AIM OF THE EXERCISE: Give the number of lines in the data that contain "Gross", and nothing more.

□ □ □ □

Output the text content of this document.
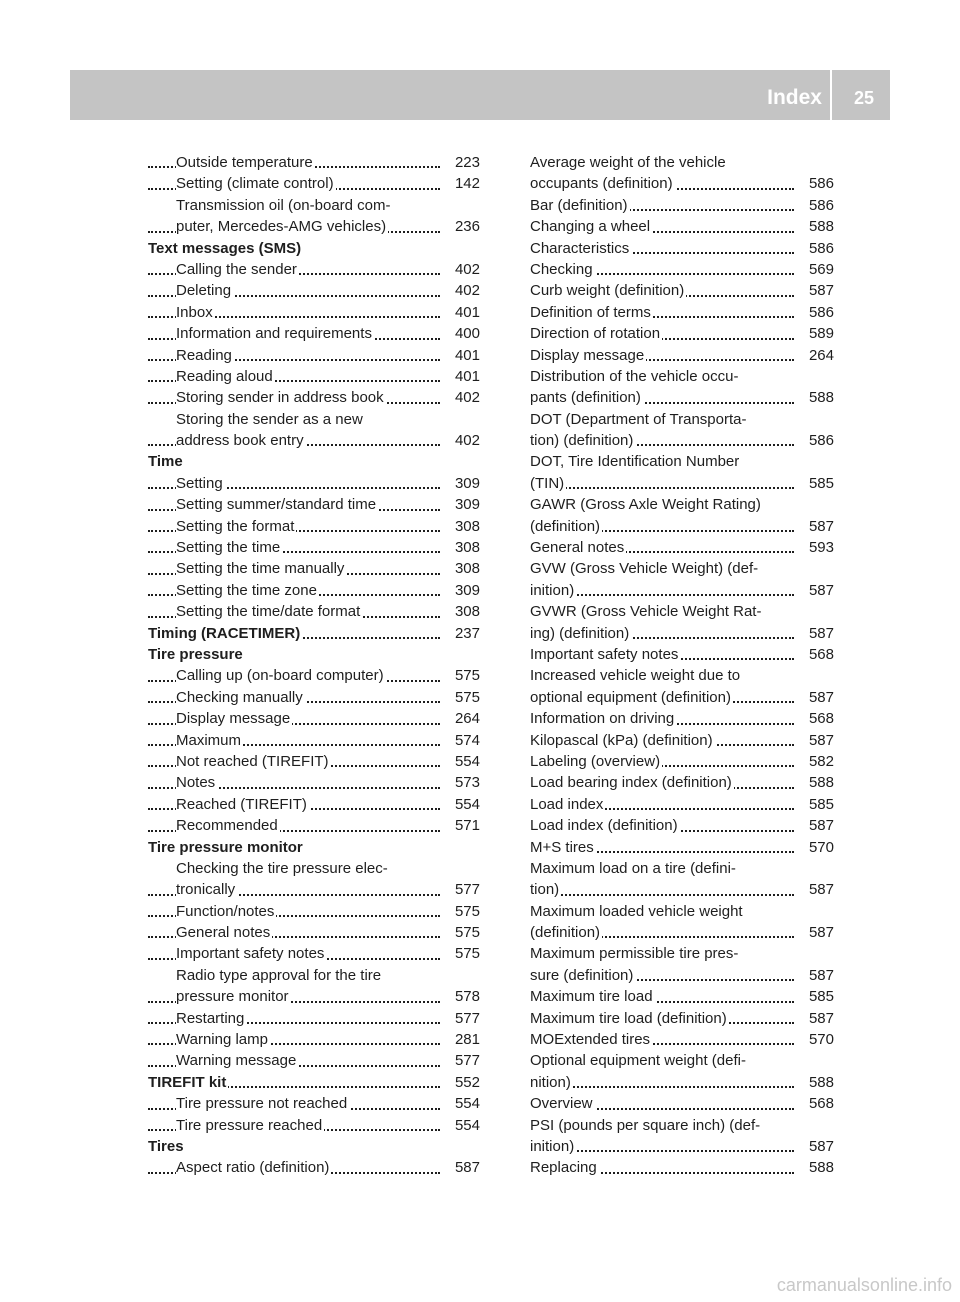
Index 25
Outside temperature	223
Setting (climate control)	142
Transmission oil (on-board com-
puter, Mercedes-AMG vehicles)	236
Text messages (SMS)
Calling the sender	402
Deleting	402
Inbox	401
Information and requirements	400
Reading	401
Reading aloud	401
Storing sender in address book	402
Storing the sender as a new
address book entry	402
Time
Setting	309
Setting summer/standard time	309
Setting the format	308
Setting the time	308
Setting the time manually	308
Setting the time zone	309
Setting the time/date format	308
Timing (RACETIMER)	237
Tire pressure
Calling up (on-board computer)	575
Checking manually	575
Display message	264
Maximum	574
Not reached (TIREFIT)	554
Notes	573
Reached (TIREFIT)	554
Recommended	571
Tire pressure monitor
Checking the tire pressure elec-
tronically	577
Function/notes	575
General notes	575
Important safety notes	575
Radio type approval for the tire
pressure monitor	578
Restarting	577
Warning lamp	281
Warning message	577
TIREFIT kit	552
Tire pressure not reached	554
Tire pressure reached	554
Tires
Aspect ratio (definition)	587
Average weight of the vehicle
occupants (definition)	586
Bar (definition)	586
Changing a wheel	588
Characteristics	586
Checking	569
Curb weight (definition)	587
Definition of terms	586
Direction of rotation	589
Display message	264
Distribution of the vehicle occu-
pants (definition)	588
DOT (Department of Transporta-
tion) (definition)	586
DOT, Tire Identification Number
(TIN)	585
GAWR (Gross Axle Weight Rating)
(definition)	587
General notes	593
GVW (Gross Vehicle Weight) (def-
inition)	587
GVWR (Gross Vehicle Weight Rat-
ing) (definition)	587
Important safety notes	568
Increased vehicle weight due to
optional equipment (definition)	587
Information on driving	568
Kilopascal (kPa) (definition)	587
Labeling (overview)	582
Load bearing index (definition)	588
Load index	585
Load index (definition)	587
M+S tires	570
Maximum load on a tire (defini-
tion)	587
Maximum loaded vehicle weight
(definition)	587
Maximum permissible tire pres-
sure (definition)	587
Maximum tire load	585
Maximum tire load (definition)	587
MOExtended tires	570
Optional equipment weight (defi-
nition)	588
Overview	568
PSI (pounds per square inch) (def-
inition)	587
Replacing	588
carmanualsonline.info
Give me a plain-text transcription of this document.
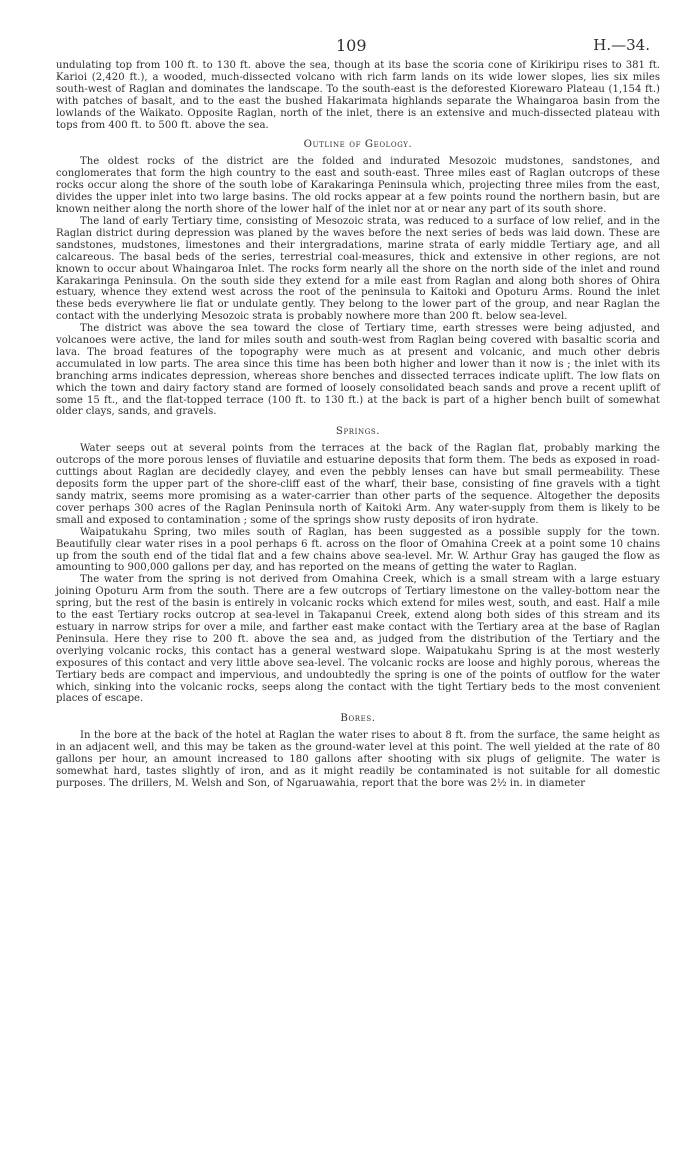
109	H.—34.

undulating top from 100 ft. to 130 ft. above the sea, though at its base the scoria cone of Kirikiripu rises to 381 ft. Karioi (2,420 ft.), a wooded, much-dissected volcano with rich farm lands on its wide lower slopes, lies six miles south-west of Raglan and dominates the landscape. To the south-east is the deforested Kiorewaro Plateau (1,154 ft.) with patches of basalt, and to the east the bushed Hakarimata highlands separate the Whaingaroa basin from the lowlands of the Waikato. Opposite Raglan, north of the inlet, there is an extensive and much-dissected plateau with tops from 400 ft. to 500 ft. above the sea.

Outline of Geology.

The oldest rocks of the district are the folded and indurated Mesozoic mudstones, sandstones, and conglomerates that form the high country to the east and south-east. Three miles east of Raglan outcrops of these rocks occur along the shore of the south lobe of Karakaringa Peninsula which, projecting three miles from the east, divides the upper inlet into two large basins. The old rocks appear at a few points round the northern basin, but are known neither along the north shore of the lower half of the inlet nor at or near any part of its south shore.

The land of early Tertiary time, consisting of Mesozoic strata, was reduced to a surface of low relief, and in the Raglan district during depression was planed by the waves before the next series of beds was laid down. These are sandstones, mudstones, limestones and their intergradations, marine strata of early middle Tertiary age, and all calcareous. The basal beds of the series, terrestrial coal-measures, thick and extensive in other regions, are not known to occur about Whaingaroa Inlet. The rocks form nearly all the shore on the north side of the inlet and round Karakaringa Peninsula. On the south side they extend for a mile east from Raglan and along both shores of Ohira estuary, whence they extend west across the root of the peninsula to Kaitoki and Opoturu Arms. Round the inlet these beds everywhere lie flat or undulate gently. They belong to the lower part of the group, and near Raglan the contact with the underlying Mesozoic strata is probably nowhere more than 200 ft. below sea-level.

The district was above the sea toward the close of Tertiary time, earth stresses were being adjusted, and volcanoes were active, the land for miles south and south-west from Raglan being covered with basaltic scoria and lava. The broad features of the topography were much as at present and volcanic, and much other debris accumulated in low parts. The area since this time has been both higher and lower than it now is ; the inlet with its branching arms indicates depression, whereas shore benches and dissected terraces indicate uplift. The low flats on which the town and dairy factory stand are formed of loosely consolidated beach sands and prove a recent uplift of some 15 ft., and the flat-topped terrace (100 ft. to 130 ft.) at the back is part of a higher bench built of somewhat older clays, sands, and gravels.

Springs.

Water seeps out at several points from the terraces at the back of the Raglan flat, probably marking the outcrops of the more porous lenses of fluviatile and estuarine deposits that form them. The beds as exposed in road-cuttings about Raglan are decidedly clayey, and even the pebbly lenses can have but small permeability. These deposits form the upper part of the shore-cliff east of the wharf, their base, consisting of fine gravels with a tight sandy matrix, seems more promising as a water-carrier than other parts of the sequence. Altogether the deposits cover perhaps 300 acres of the Raglan Peninsula north of Kaitoki Arm. Any water-supply from them is likely to be small and exposed to contamination ; some of the springs show rusty deposits of iron hydrate.

Waipatukahu Spring, two miles south of Raglan, has been suggested as a possible supply for the town. Beautifully clear water rises in a pool perhaps 6 ft. across on the floor of Omahina Creek at a point some 10 chains up from the south end of the tidal flat and a few chains above sea-level. Mr. W. Arthur Gray has gauged the flow as amounting to 900,000 gallons per day, and has reported on the means of getting the water to Raglan.

The water from the spring is not derived from Omahina Creek, which is a small stream with a large estuary joining Opoturu Arm from the south. There are a few outcrops of Tertiary limestone on the valley-bottom near the spring, but the rest of the basin is entirely in volcanic rocks which extend for miles west, south, and east. Half a mile to the east Tertiary rocks outcrop at sea-level in Takapanui Creek, extend along both sides of this stream and its estuary in narrow strips for over a mile, and farther east make contact with the Tertiary area at the base of Raglan Peninsula. Here they rise to 200 ft. above the sea and, as judged from the distribution of the Tertiary and the overlying volcanic rocks, this contact has a general westward slope. Waipatukahu Spring is at the most westerly exposures of this contact and very little above sea-level. The volcanic rocks are loose and highly porous, whereas the Tertiary beds are compact and impervious, and undoubtedly the spring is one of the points of outflow for the water which, sinking into the volcanic rocks, seeps along the contact with the tight Tertiary beds to the most convenient places of escape.

Bores.

In the bore at the back of the hotel at Raglan the water rises to about 8 ft. from the surface, the same height as in an adjacent well, and this may be taken as the ground-water level at this point. The well yielded at the rate of 80 gallons per hour, an amount increased to 180 gallons after shooting with six plugs of gelignite. The water is somewhat hard, tastes slightly of iron, and as it might readily be contaminated is not suitable for all domestic purposes. The drillers, M. Welsh and Son, of Ngaruawahia, report that the bore was 2½ in. in diameter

□ □ □ □

COMPLETE RESPONSE: 3